Entries taken from a collection

§

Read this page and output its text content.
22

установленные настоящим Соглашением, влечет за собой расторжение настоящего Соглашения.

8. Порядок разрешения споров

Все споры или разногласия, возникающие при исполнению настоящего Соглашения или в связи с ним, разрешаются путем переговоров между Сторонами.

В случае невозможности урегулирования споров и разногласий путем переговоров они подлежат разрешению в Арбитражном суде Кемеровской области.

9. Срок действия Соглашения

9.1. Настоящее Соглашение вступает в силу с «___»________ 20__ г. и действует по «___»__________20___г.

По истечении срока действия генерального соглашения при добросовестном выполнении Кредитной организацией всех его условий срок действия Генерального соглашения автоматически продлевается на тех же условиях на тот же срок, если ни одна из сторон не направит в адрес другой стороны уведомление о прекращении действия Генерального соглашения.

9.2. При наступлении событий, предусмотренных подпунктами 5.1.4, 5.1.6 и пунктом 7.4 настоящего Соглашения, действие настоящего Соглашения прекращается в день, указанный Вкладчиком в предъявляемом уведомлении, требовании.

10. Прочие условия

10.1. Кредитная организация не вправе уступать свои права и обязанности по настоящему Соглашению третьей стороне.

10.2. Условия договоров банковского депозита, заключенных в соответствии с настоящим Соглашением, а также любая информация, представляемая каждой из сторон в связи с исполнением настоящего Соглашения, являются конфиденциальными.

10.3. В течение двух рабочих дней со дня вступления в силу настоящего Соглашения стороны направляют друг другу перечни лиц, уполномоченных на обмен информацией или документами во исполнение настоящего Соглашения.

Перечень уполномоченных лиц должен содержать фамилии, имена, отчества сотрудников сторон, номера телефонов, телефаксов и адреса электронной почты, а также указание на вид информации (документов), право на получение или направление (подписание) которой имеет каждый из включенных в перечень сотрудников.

§

**Challenge**
Transcribe every entry verbatim.

**The result**
Read this page and output its text content.
22

установленные настоящим Соглашением, влечет за собой расторжение настоящего Соглашения.

8. Порядок разрешения споров

Все споры или разногласия, возникающие при исполнению настоящего Соглашения или в связи с ним, разрешаются путем переговоров между Сторонами.

В случае невозможности урегулирования споров и разногласий путем переговоров они подлежат разрешению в Арбитражном суде Кемеровской области.

9. Срок действия Соглашения

9.1. Настоящее Соглашение вступает в силу с «___»________ 20__ г. и действует по «___»__________20___г.

По истечении срока действия генерального соглашения при добросовестном выполнении Кредитной организацией всех его условий срок действия Генерального соглашения автоматически продлевается на тех же условиях на тот же срок, если ни одна из сторон не направит в адрес другой стороны уведомление о прекращении действия Генерального соглашения.

9.2. При наступлении событий, предусмотренных подпунктами 5.1.4, 5.1.6 и пунктом 7.4 настоящего Соглашения, действие настоящего Соглашения прекращается в день, указанный Вкладчиком в предъявляемом уведомлении, требовании.

10. Прочие условия

10.1. Кредитная организация не вправе уступать свои права и обязанности по настоящему Соглашению третьей стороне.

10.2. Условия договоров банковского депозита, заключенных в соответствии с настоящим Соглашением, а также любая информация, представляемая каждой из сторон в связи с исполнением настоящего Соглашения, являются конфиденциальными.

10.3. В течение двух рабочих дней со дня вступления в силу настоящего Соглашения стороны направляют друг другу перечни лиц, уполномоченных на обмен информацией или документами во исполнение настоящего Соглашения.

Перечень уполномоченных лиц должен содержать фамилии, имена, отчества сотрудников сторон, номера телефонов, телефаксов и адреса электронной почты, а также указание на вид информации (документов), право на получение или направление (подписание) которой имеет каждый из включенных в перечень сотрудников.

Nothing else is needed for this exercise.